**DATA PROVIDED:**
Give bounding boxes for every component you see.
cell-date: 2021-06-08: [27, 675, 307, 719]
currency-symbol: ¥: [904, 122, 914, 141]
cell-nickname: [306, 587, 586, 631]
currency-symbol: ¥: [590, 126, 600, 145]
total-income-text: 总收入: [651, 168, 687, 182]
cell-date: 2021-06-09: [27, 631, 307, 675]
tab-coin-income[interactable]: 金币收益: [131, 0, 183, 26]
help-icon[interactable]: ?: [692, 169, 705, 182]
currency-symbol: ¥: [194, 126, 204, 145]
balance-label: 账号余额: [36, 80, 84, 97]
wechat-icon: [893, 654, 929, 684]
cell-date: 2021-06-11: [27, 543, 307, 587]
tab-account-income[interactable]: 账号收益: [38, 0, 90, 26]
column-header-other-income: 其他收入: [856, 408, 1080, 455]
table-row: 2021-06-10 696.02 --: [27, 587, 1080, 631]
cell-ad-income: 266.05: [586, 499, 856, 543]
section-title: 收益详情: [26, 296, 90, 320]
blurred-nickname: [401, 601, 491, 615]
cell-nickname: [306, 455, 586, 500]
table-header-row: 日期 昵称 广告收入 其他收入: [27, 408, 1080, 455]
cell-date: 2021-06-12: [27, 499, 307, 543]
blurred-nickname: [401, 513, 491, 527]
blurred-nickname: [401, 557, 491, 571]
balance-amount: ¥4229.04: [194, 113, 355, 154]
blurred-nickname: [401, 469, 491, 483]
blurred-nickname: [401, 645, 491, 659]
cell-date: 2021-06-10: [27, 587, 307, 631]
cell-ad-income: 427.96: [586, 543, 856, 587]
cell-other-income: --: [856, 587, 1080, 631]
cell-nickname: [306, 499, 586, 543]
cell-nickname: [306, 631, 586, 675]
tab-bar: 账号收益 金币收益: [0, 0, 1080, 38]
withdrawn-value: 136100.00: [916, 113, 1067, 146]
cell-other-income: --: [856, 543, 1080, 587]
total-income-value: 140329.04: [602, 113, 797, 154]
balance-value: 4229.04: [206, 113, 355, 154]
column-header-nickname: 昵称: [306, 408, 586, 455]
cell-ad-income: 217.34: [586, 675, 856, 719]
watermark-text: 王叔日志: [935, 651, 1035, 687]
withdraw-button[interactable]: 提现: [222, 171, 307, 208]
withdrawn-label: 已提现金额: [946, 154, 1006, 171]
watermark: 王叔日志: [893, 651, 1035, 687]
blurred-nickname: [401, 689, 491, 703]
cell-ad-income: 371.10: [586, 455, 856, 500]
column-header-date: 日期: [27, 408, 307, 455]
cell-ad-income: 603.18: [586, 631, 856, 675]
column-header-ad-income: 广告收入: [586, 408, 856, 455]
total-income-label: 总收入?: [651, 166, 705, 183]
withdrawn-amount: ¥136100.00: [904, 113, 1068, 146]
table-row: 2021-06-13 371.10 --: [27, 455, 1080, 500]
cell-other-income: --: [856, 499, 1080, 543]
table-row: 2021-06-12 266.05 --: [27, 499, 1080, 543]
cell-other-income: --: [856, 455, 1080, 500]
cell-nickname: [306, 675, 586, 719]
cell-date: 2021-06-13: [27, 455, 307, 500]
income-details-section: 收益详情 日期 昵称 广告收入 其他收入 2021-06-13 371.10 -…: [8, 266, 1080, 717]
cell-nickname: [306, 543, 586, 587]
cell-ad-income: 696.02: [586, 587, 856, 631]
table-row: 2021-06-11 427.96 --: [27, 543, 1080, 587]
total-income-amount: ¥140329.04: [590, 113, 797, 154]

**WHAT IS BEING ASKED:** Rename "blurred-nickname" to "hidden-nickname" in the rows starting at the first line and ending at the line containing "cell-ad-income: 603.18: [586, 631, 856, 675]", and give those lines again with nothing else changed.

**SOLUTION:**
Give bounding boxes for every component you see.
cell-date: 2021-06-08: [27, 675, 307, 719]
currency-symbol: ¥: [904, 122, 914, 141]
cell-nickname: [306, 587, 586, 631]
currency-symbol: ¥: [590, 126, 600, 145]
total-income-text: 总收入: [651, 168, 687, 182]
cell-date: 2021-06-09: [27, 631, 307, 675]
tab-coin-income[interactable]: 金币收益: [131, 0, 183, 26]
help-icon[interactable]: ?: [692, 169, 705, 182]
currency-symbol: ¥: [194, 126, 204, 145]
balance-label: 账号余额: [36, 80, 84, 97]
wechat-icon: [893, 654, 929, 684]
cell-date: 2021-06-11: [27, 543, 307, 587]
tab-account-income[interactable]: 账号收益: [38, 0, 90, 26]
column-header-other-income: 其他收入: [856, 408, 1080, 455]
table-row: 2021-06-10 696.02 --: [27, 587, 1080, 631]
cell-ad-income: 266.05: [586, 499, 856, 543]
section-title: 收益详情: [26, 296, 90, 320]
hidden-nickname: [401, 601, 491, 615]
cell-nickname: [306, 455, 586, 500]
table-header-row: 日期 昵称 广告收入 其他收入: [27, 408, 1080, 455]
cell-date: 2021-06-12: [27, 499, 307, 543]
hidden-nickname: [401, 513, 491, 527]
hidden-nickname: [401, 557, 491, 571]
balance-amount: ¥4229.04: [194, 113, 355, 154]
hidden-nickname: [401, 469, 491, 483]
hidden-nickname: [401, 645, 491, 659]
cell-date: 2021-06-10: [27, 587, 307, 631]
cell-ad-income: 427.96: [586, 543, 856, 587]
cell-other-income: --: [856, 587, 1080, 631]
cell-nickname: [306, 499, 586, 543]
cell-nickname: [306, 631, 586, 675]
tab-bar: 账号收益 金币收益: [0, 0, 1080, 38]
withdrawn-value: 136100.00: [916, 113, 1067, 146]
cell-other-income: --: [856, 543, 1080, 587]
total-income-value: 140329.04: [602, 113, 797, 154]
balance-value: 4229.04: [206, 113, 355, 154]
column-header-nickname: 昵称: [306, 408, 586, 455]
cell-ad-income: 217.34: [586, 675, 856, 719]
watermark-text: 王叔日志: [935, 651, 1035, 687]
withdraw-button[interactable]: 提现: [222, 171, 307, 208]
withdrawn-label: 已提现金额: [946, 154, 1006, 171]
watermark: 王叔日志: [893, 651, 1035, 687]
hidden-nickname: [401, 689, 491, 703]
cell-ad-income: 371.10: [586, 455, 856, 500]
column-header-date: 日期: [27, 408, 307, 455]
cell-ad-income: 603.18: [586, 631, 856, 675]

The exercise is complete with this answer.